__Required task__
Please copy every one of the rows below word for word, and leave the pictures out of your copy.

__Recorded data__

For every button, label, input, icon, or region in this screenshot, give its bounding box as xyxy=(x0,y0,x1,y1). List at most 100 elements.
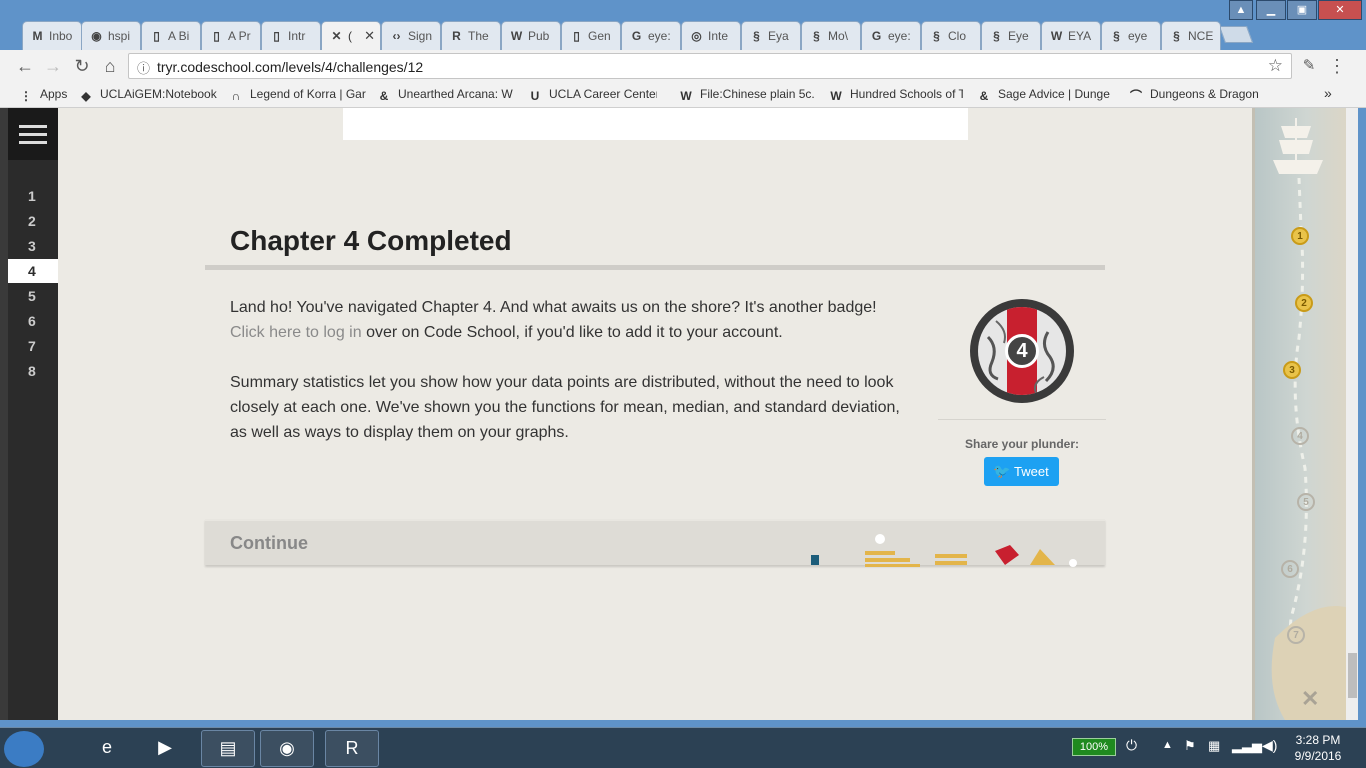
sidebar-level-2[interactable]: 2 xyxy=(8,209,58,233)
power-plug-icon[interactable]: ⏻ xyxy=(1126,737,1137,754)
login-link[interactable]: Click here to log in xyxy=(230,324,362,341)
tab-1[interactable]: M Inbo xyxy=(22,21,82,50)
sidebar-level-6[interactable]: 6 xyxy=(8,309,58,333)
start-button[interactable] xyxy=(4,731,44,767)
close-tab-icon[interactable]: ✕ xyxy=(364,28,375,44)
bookmark-favicon-icon: & xyxy=(379,89,389,103)
sidebar-level-5[interactable]: 5 xyxy=(8,284,58,308)
tab-14[interactable]: § Mo\ xyxy=(801,21,861,50)
map-node-4[interactable]: 4 xyxy=(1291,427,1309,445)
tab-7[interactable]: ‹› Sign xyxy=(381,21,441,50)
tab-favicon-icon: § xyxy=(753,29,760,43)
codeschool-page: 12345678 Chapter 4 Completed Land ho! Yo… xyxy=(0,108,1366,720)
info-icon[interactable]: ⓘ xyxy=(137,58,150,77)
bookmarks-bar: » ⋮ Apps ◆ UCLAiGEM:Notebook ∩ Legend of Korr… xyxy=(0,82,1366,108)
device-icon[interactable]: ▦ xyxy=(1208,738,1220,754)
bookmark-item[interactable]: & Sage Advice | Dunge xyxy=(976,87,1116,103)
minimize-button[interactable]: ▁ xyxy=(1256,0,1286,20)
media-player-icon[interactable]: ▶ xyxy=(138,730,192,767)
maximize-button[interactable]: ▣ xyxy=(1287,0,1317,20)
tweet-label: Tweet xyxy=(1014,464,1049,479)
sidebar-level-7[interactable]: 7 xyxy=(8,334,58,358)
tab-favicon-icon: § xyxy=(993,29,1000,43)
tab-5[interactable]: ▯ Intr xyxy=(261,21,321,50)
tab-label: eye xyxy=(1128,29,1148,43)
share-label: Share your plunder: xyxy=(964,437,1080,451)
back-icon[interactable]: ← xyxy=(14,55,36,77)
bookmark-item[interactable]: & Unearthed Arcana: W xyxy=(376,87,514,103)
clock[interactable]: 3:28 PM 9/9/2016 xyxy=(1288,732,1348,764)
close-window-button[interactable]: ✕ xyxy=(1318,0,1362,20)
hamburger-menu-icon[interactable] xyxy=(8,108,58,160)
map-node-7[interactable]: 7 xyxy=(1287,626,1305,644)
ie-icon[interactable]: e xyxy=(80,730,134,767)
badge-inner: 4 xyxy=(978,307,1066,395)
tweet-button[interactable]: 🐦 Tweet xyxy=(984,457,1059,486)
browser-toolbar: ← → ↻ ⌂ ⓘ tryr.codeschool.com/levels/4/c… xyxy=(0,50,1366,82)
volume-icon[interactable]: ◀) xyxy=(1262,737,1277,754)
sidebar-level-8[interactable]: 8 xyxy=(8,359,58,383)
explorer-icon[interactable]: ▤ xyxy=(201,730,255,767)
tab-label: EYA xyxy=(1068,29,1092,43)
tab-19[interactable]: § eye xyxy=(1101,21,1161,50)
main-content: Chapter 4 Completed Land ho! You've navi… xyxy=(58,108,1252,720)
bookmark-item[interactable]: ∩ Legend of Korra | Gar xyxy=(228,87,366,103)
more-bookmarks-icon[interactable]: » xyxy=(1324,85,1332,101)
sidebar-level-1[interactable]: 1 xyxy=(8,184,58,208)
tab-label: Mo\ xyxy=(828,29,849,43)
tab-favicon-icon: ◎ xyxy=(691,29,702,43)
url-text[interactable]: tryr.codeschool.com/levels/4/challenges/… xyxy=(157,59,423,75)
map-node-6[interactable]: 6 xyxy=(1281,560,1299,578)
bookmark-favicon-icon: ∩ xyxy=(231,89,241,103)
tab-favicon-icon: § xyxy=(1173,29,1180,43)
map-node-2[interactable]: 2 xyxy=(1295,294,1313,312)
tab-4[interactable]: ▯ A Pr xyxy=(201,21,261,50)
tab-6[interactable]: ✕ (✕ xyxy=(321,21,381,50)
bookmark-item[interactable]: W Hundred Schools of T xyxy=(828,87,963,103)
tab-10[interactable]: ▯ Gen xyxy=(561,21,621,50)
tray-expand-icon[interactable]: ▲ xyxy=(1162,739,1173,751)
r-app-icon[interactable]: R xyxy=(325,730,379,767)
tab-favicon-icon: M xyxy=(32,29,43,43)
map-node-3[interactable]: 3 xyxy=(1283,361,1301,379)
address-bar[interactable]: ⓘ tryr.codeschool.com/levels/4/challenge… xyxy=(128,53,1292,79)
continue-button[interactable]: Continue xyxy=(205,519,1105,567)
map-node-1[interactable]: 1 xyxy=(1291,227,1309,245)
bookmark-star-icon[interactable]: ☆ xyxy=(1268,56,1283,76)
tab-label: hspi xyxy=(108,29,131,43)
minimize-user-icon[interactable]: ▲ xyxy=(1229,0,1253,20)
tab-16[interactable]: § Clo xyxy=(921,21,981,50)
forward-icon[interactable]: → xyxy=(42,55,64,77)
extension-icon[interactable]: ✎ xyxy=(1298,55,1320,77)
sidebar-level-3[interactable]: 3 xyxy=(8,234,58,258)
tab-favicon-icon: W xyxy=(1050,29,1063,43)
tab-15[interactable]: Geye: xyxy=(861,21,921,50)
bookmark-item[interactable]: U UCLA Career Center xyxy=(527,87,657,103)
tab-12[interactable]: ◎ Inte xyxy=(681,21,741,50)
tab-favicon-icon: G xyxy=(631,29,642,43)
tab-3[interactable]: ▯ A Bi xyxy=(141,21,201,50)
scrollbar-thumb[interactable] xyxy=(1348,653,1357,698)
reload-icon[interactable]: ↻ xyxy=(71,55,93,77)
tab-8[interactable]: R The xyxy=(441,21,501,50)
bookmark-item[interactable]: W File:Chinese plain 5c. xyxy=(678,87,816,103)
chrome-icon[interactable]: ◉ xyxy=(260,730,314,767)
flag-icon[interactable]: ⚑ xyxy=(1184,738,1196,754)
new-tab-button[interactable] xyxy=(1218,26,1254,43)
network-icon[interactable]: ▂▃▅ xyxy=(1232,738,1262,754)
tab-13[interactable]: § Eya xyxy=(741,21,801,50)
bookmark-item[interactable]: ⌒ Dungeons & Dragons xyxy=(1128,87,1258,101)
page-scrollbar[interactable] xyxy=(1346,108,1358,720)
tab-18[interactable]: W EYA xyxy=(1041,21,1101,50)
battery-indicator[interactable]: 100% xyxy=(1072,738,1116,756)
tab-9[interactable]: W Pub xyxy=(501,21,561,50)
menu-dots-icon[interactable]: ⋮ xyxy=(1326,55,1348,77)
bookmark-item[interactable]: ◆ UCLAiGEM:Notebook xyxy=(78,87,218,103)
tab-20[interactable]: § NCE xyxy=(1161,21,1221,50)
map-node-5[interactable]: 5 xyxy=(1297,493,1315,511)
tab-17[interactable]: § Eye xyxy=(981,21,1041,50)
home-icon[interactable]: ⌂ xyxy=(99,55,121,77)
bookmark-item[interactable]: ⋮ Apps xyxy=(18,87,70,103)
tab-11[interactable]: Geye: xyxy=(621,21,681,50)
tab-2[interactable]: ◉ hspi xyxy=(81,21,141,50)
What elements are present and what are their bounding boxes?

__Reply__
For every button, label, input, icon, or region in this screenshot, give its bounding box as xyxy=(x0,y0,x1,y1). List at most 100 elements.
sidebar-level-2[interactable]: 2 xyxy=(8,209,58,233)
power-plug-icon[interactable]: ⏻ xyxy=(1126,737,1137,754)
login-link[interactable]: Click here to log in xyxy=(230,324,362,341)
tab-1[interactable]: M Inbo xyxy=(22,21,82,50)
sidebar-level-6[interactable]: 6 xyxy=(8,309,58,333)
start-button[interactable] xyxy=(4,731,44,767)
close-tab-icon[interactable]: ✕ xyxy=(364,28,375,44)
bookmark-favicon-icon: & xyxy=(379,89,389,103)
sidebar-level-5[interactable]: 5 xyxy=(8,284,58,308)
tab-14[interactable]: § Mo\ xyxy=(801,21,861,50)
map-node-4[interactable]: 4 xyxy=(1291,427,1309,445)
tab-7[interactable]: ‹› Sign xyxy=(381,21,441,50)
tab-favicon-icon: § xyxy=(753,29,760,43)
codeschool-page: 12345678 Chapter 4 Completed Land ho! Yo… xyxy=(0,108,1366,720)
info-icon[interactable]: ⓘ xyxy=(137,58,150,77)
bookmarks-bar: » ⋮ Apps ◆ UCLAiGEM:Notebook ∩ Legend of Korr… xyxy=(0,82,1366,108)
device-icon[interactable]: ▦ xyxy=(1208,738,1220,754)
bookmark-item[interactable]: & Sage Advice | Dunge xyxy=(976,87,1116,103)
minimize-button[interactable]: ▁ xyxy=(1256,0,1286,20)
media-player-icon[interactable]: ▶ xyxy=(138,730,192,767)
maximize-button[interactable]: ▣ xyxy=(1287,0,1317,20)
tweet-label: Tweet xyxy=(1014,464,1049,479)
sidebar-level-7[interactable]: 7 xyxy=(8,334,58,358)
tab-favicon-icon: § xyxy=(993,29,1000,43)
tab-5[interactable]: ▯ Intr xyxy=(261,21,321,50)
tab-label: eye xyxy=(1128,29,1148,43)
share-label: Share your plunder: xyxy=(964,437,1080,451)
back-icon[interactable]: ← xyxy=(14,55,36,77)
bookmark-item[interactable]: & Unearthed Arcana: W xyxy=(376,87,514,103)
clock[interactable]: 3:28 PM 9/9/2016 xyxy=(1288,732,1348,764)
close-window-button[interactable]: ✕ xyxy=(1318,0,1362,20)
hamburger-menu-icon[interactable] xyxy=(8,108,58,160)
map-node-7[interactable]: 7 xyxy=(1287,626,1305,644)
ie-icon[interactable]: e xyxy=(80,730,134,767)
badge-inner: 4 xyxy=(978,307,1066,395)
tweet-button[interactable]: 🐦 Tweet xyxy=(984,457,1059,486)
browser-toolbar: ← → ↻ ⌂ ⓘ tryr.codeschool.com/levels/4/c… xyxy=(0,50,1366,82)
volume-icon[interactable]: ◀) xyxy=(1262,737,1277,754)
sidebar-level-8[interactable]: 8 xyxy=(8,359,58,383)
explorer-icon[interactable]: ▤ xyxy=(201,730,255,767)
tab-label: EYA xyxy=(1068,29,1092,43)
tab-19[interactable]: § eye xyxy=(1101,21,1161,50)
main-content: Chapter 4 Completed Land ho! You've navi… xyxy=(58,108,1252,720)
bookmark-item[interactable]: ∩ Legend of Korra | Gar xyxy=(228,87,366,103)
more-bookmarks-icon[interactable]: » xyxy=(1324,85,1332,101)
sidebar-level-1[interactable]: 1 xyxy=(8,184,58,208)
tab-label: Mo\ xyxy=(828,29,849,43)
tab-favicon-icon: ◎ xyxy=(691,29,702,43)
url-text[interactable]: tryr.codeschool.com/levels/4/challenges/… xyxy=(157,59,423,75)
map-node-6[interactable]: 6 xyxy=(1281,560,1299,578)
bookmark-favicon-icon: ∩ xyxy=(231,89,241,103)
tab-favicon-icon: § xyxy=(1173,29,1180,43)
map-node-2[interactable]: 2 xyxy=(1295,294,1313,312)
tab-4[interactable]: ▯ A Pr xyxy=(201,21,261,50)
tab-6[interactable]: ✕ (✕ xyxy=(321,21,381,50)
bookmark-item[interactable]: W Hundred Schools of T xyxy=(828,87,963,103)
tab-10[interactable]: ▯ Gen xyxy=(561,21,621,50)
tray-expand-icon[interactable]: ▲ xyxy=(1162,739,1173,751)
r-app-icon[interactable]: R xyxy=(325,730,379,767)
tab-favicon-icon: M xyxy=(32,29,43,43)
map-node-3[interactable]: 3 xyxy=(1283,361,1301,379)
address-bar[interactable]: ⓘ tryr.codeschool.com/levels/4/challenge… xyxy=(128,53,1292,79)
continue-button[interactable]: Continue xyxy=(205,519,1105,567)
map-node-1[interactable]: 1 xyxy=(1291,227,1309,245)
bookmark-star-icon[interactable]: ☆ xyxy=(1268,56,1283,76)
tab-label: hspi xyxy=(108,29,131,43)
minimize-user-icon[interactable]: ▲ xyxy=(1229,0,1253,20)
tab-16[interactable]: § Clo xyxy=(921,21,981,50)
forward-icon[interactable]: → xyxy=(42,55,64,77)
extension-icon[interactable]: ✎ xyxy=(1298,55,1320,77)
sidebar-level-3[interactable]: 3 xyxy=(8,234,58,258)
tab-favicon-icon: W xyxy=(1050,29,1063,43)
tab-15[interactable]: Geye: xyxy=(861,21,921,50)
bookmark-item[interactable]: U UCLA Career Center xyxy=(527,87,657,103)
tab-12[interactable]: ◎ Inte xyxy=(681,21,741,50)
tab-favicon-icon: G xyxy=(631,29,642,43)
tab-3[interactable]: ▯ A Bi xyxy=(141,21,201,50)
scrollbar-thumb[interactable] xyxy=(1348,653,1357,698)
reload-icon[interactable]: ↻ xyxy=(71,55,93,77)
tab-8[interactable]: R The xyxy=(441,21,501,50)
bookmark-item[interactable]: W File:Chinese plain 5c. xyxy=(678,87,816,103)
chrome-icon[interactable]: ◉ xyxy=(260,730,314,767)
flag-icon[interactable]: ⚑ xyxy=(1184,738,1196,754)
new-tab-button[interactable] xyxy=(1218,26,1254,43)
network-icon[interactable]: ▂▃▅ xyxy=(1232,738,1262,754)
tab-13[interactable]: § Eya xyxy=(741,21,801,50)
bookmark-item[interactable]: ⌒ Dungeons & Dragons xyxy=(1128,87,1258,101)
page-scrollbar[interactable] xyxy=(1346,108,1358,720)
tab-18[interactable]: W EYA xyxy=(1041,21,1101,50)
battery-indicator[interactable]: 100% xyxy=(1072,738,1116,756)
tab-9[interactable]: W Pub xyxy=(501,21,561,50)
menu-dots-icon[interactable]: ⋮ xyxy=(1326,55,1348,77)
bookmark-item[interactable]: ◆ UCLAiGEM:Notebook xyxy=(78,87,218,103)
tab-20[interactable]: § NCE xyxy=(1161,21,1221,50)
map-node-5[interactable]: 5 xyxy=(1297,493,1315,511)
tab-17[interactable]: § Eye xyxy=(981,21,1041,50)
home-icon[interactable]: ⌂ xyxy=(99,55,121,77)
bookmark-item[interactable]: ⋮ Apps xyxy=(18,87,70,103)
tab-11[interactable]: Geye: xyxy=(621,21,681,50)
tab-2[interactable]: ◉ hspi xyxy=(81,21,141,50)
What elements are present and what are their bounding boxes?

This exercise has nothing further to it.